--- start of DATA PROVIDED ---
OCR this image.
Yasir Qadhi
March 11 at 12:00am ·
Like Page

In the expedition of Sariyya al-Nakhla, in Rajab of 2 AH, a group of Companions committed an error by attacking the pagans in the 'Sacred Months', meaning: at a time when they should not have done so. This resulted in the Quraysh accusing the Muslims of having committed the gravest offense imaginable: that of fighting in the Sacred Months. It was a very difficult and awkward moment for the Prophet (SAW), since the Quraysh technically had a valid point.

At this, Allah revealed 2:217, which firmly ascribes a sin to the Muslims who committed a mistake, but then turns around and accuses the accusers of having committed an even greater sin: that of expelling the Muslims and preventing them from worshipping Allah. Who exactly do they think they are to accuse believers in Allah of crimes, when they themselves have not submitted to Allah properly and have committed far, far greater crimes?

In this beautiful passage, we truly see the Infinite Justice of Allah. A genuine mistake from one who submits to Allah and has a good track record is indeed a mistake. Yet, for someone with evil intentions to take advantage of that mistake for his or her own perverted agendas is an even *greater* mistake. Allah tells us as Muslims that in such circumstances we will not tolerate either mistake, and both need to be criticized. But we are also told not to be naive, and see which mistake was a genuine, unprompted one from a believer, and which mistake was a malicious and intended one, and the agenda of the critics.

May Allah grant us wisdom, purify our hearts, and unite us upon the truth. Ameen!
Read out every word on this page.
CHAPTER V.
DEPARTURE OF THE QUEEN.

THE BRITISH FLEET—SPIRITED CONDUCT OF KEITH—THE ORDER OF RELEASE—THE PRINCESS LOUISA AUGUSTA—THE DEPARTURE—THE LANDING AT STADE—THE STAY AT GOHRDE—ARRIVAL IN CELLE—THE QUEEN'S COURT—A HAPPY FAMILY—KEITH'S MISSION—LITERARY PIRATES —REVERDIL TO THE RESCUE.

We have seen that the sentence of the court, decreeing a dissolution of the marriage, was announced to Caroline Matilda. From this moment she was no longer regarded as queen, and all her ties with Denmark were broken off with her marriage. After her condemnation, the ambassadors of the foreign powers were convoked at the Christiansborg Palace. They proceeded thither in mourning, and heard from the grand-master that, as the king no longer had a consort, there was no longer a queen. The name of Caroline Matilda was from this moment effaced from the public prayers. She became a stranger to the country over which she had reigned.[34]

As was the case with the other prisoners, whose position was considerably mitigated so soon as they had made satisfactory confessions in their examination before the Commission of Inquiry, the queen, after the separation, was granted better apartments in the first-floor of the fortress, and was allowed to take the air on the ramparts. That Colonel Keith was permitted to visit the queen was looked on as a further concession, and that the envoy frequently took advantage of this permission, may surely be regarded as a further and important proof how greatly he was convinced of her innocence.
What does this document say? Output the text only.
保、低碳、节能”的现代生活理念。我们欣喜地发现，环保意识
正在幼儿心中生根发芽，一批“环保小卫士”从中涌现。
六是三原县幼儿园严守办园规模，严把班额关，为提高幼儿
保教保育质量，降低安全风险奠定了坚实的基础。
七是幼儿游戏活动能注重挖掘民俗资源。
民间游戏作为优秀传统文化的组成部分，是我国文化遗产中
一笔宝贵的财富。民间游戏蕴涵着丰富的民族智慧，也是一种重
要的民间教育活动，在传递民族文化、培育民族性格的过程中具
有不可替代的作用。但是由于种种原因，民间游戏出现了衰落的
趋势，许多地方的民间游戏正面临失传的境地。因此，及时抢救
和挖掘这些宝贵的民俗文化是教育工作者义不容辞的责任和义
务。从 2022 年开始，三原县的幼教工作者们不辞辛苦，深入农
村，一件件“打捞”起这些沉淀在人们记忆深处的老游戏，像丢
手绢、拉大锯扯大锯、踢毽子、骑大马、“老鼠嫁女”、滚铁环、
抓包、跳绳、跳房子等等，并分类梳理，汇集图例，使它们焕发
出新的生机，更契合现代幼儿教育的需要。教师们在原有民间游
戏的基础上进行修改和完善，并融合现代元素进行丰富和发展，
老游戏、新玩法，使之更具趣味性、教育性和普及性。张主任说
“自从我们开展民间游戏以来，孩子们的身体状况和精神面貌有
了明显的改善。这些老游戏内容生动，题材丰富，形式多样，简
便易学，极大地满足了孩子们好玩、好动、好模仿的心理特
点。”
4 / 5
--- end of DATA PROVIDED ---
### EXERCISE
Transcribe the data above in full, exactly.

### COMPLETE ANSWER
OCR this image.
Yasir Qadhi
March 11 at 12:00am ·
Like Page

In the expedition of Sariyya al-Nakhla, in Rajab of 2 AH, a group of Companions committed an error by attacking the pagans in the 'Sacred Months', meaning: at a time when they should not have done so. This resulted in the Quraysh accusing the Muslims of having committed the gravest offense imaginable: that of fighting in the Sacred Months. It was a very difficult and awkward moment for the Prophet (SAW), since the Quraysh technically had a valid point.

At this, Allah revealed 2:217, which firmly ascribes a sin to the Muslims who committed a mistake, but then turns around and accuses the accusers of having committed an even greater sin: that of expelling the Muslims and preventing them from worshipping Allah. Who exactly do they think they are to accuse believers in Allah of crimes, when they themselves have not submitted to Allah properly and have committed far, far greater crimes?

In this beautiful passage, we truly see the Infinite Justice of Allah. A genuine mistake from one who submits to Allah and has a good track record is indeed a mistake. Yet, for someone with evil intentions to take advantage of that mistake for his or her own perverted agendas is an even *greater* mistake. Allah tells us as Muslims that in such circumstances we will not tolerate either mistake, and both need to be criticized. But we are also told not to be naive, and see which mistake was a genuine, unprompted one from a believer, and which mistake was a malicious and intended one, and the agenda of the critics.

May Allah grant us wisdom, purify our hearts, and unite us upon the truth. Ameen!
Read out every word on this page.
CHAPTER V.
DEPARTURE OF THE QUEEN.

THE BRITISH FLEET—SPIRITED CONDUCT OF KEITH—THE ORDER OF RELEASE—THE PRINCESS LOUISA AUGUSTA—THE DEPARTURE—THE LANDING AT STADE—THE STAY AT GOHRDE—ARRIVAL IN CELLE—THE QUEEN'S COURT—A HAPPY FAMILY—KEITH'S MISSION—LITERARY PIRATES —REVERDIL TO THE RESCUE.

We have seen that the sentence of the court, decreeing a dissolution of the marriage, was announced to Caroline Matilda. From this moment she was no longer regarded as queen, and all her ties with Denmark were broken off with her marriage. After her condemnation, the ambassadors of the foreign powers were convoked at the Christiansborg Palace. They proceeded thither in mourning, and heard from the grand-master that, as the king no longer had a consort, there was no longer a queen. The name of Caroline Matilda was from this moment effaced from the public prayers. She became a stranger to the country over which she had reigned.[34]

As was the case with the other prisoners, whose position was considerably mitigated so soon as they had made satisfactory confessions in their examination before the Commission of Inquiry, the queen, after the separation, was granted better apartments in the first-floor of the fortress, and was allowed to take the air on the ramparts. That Colonel Keith was permitted to visit the queen was looked on as a further concession, and that the envoy frequently took advantage of this permission, may surely be regarded as a further and important proof how greatly he was convinced of her innocence.
What does this document say? Output the text only.
保、低碳、节能”的现代生活理念。我们欣喜地发现，环保意识
正在幼儿心中生根发芽，一批“环保小卫士”从中涌现。
六是三原县幼儿园严守办园规模，严把班额关，为提高幼儿
保教保育质量，降低安全风险奠定了坚实的基础。
七是幼儿游戏活动能注重挖掘民俗资源。
民间游戏作为优秀传统文化的组成部分，是我国文化遗产中
一笔宝贵的财富。民间游戏蕴涵着丰富的民族智慧，也是一种重
要的民间教育活动，在传递民族文化、培育民族性格的过程中具
有不可替代的作用。但是由于种种原因，民间游戏出现了衰落的
趋势，许多地方的民间游戏正面临失传的境地。因此，及时抢救
和挖掘这些宝贵的民俗文化是教育工作者义不容辞的责任和义
务。从 2022 年开始，三原县的幼教工作者们不辞辛苦，深入农
村，一件件“打捞”起这些沉淀在人们记忆深处的老游戏，像丢
手绢、拉大锯扯大锯、踢毽子、骑大马、“老鼠嫁女”、滚铁环、
抓包、跳绳、跳房子等等，并分类梳理，汇集图例，使它们焕发
出新的生机，更契合现代幼儿教育的需要。教师们在原有民间游
戏的基础上进行修改和完善，并融合现代元素进行丰富和发展，
老游戏、新玩法，使之更具趣味性、教育性和普及性。张主任说
“自从我们开展民间游戏以来，孩子们的身体状况和精神面貌有
了明显的改善。这些老游戏内容生动，题材丰富，形式多样，简
便易学，极大地满足了孩子们好玩、好动、好模仿的心理特
点。”
4 / 5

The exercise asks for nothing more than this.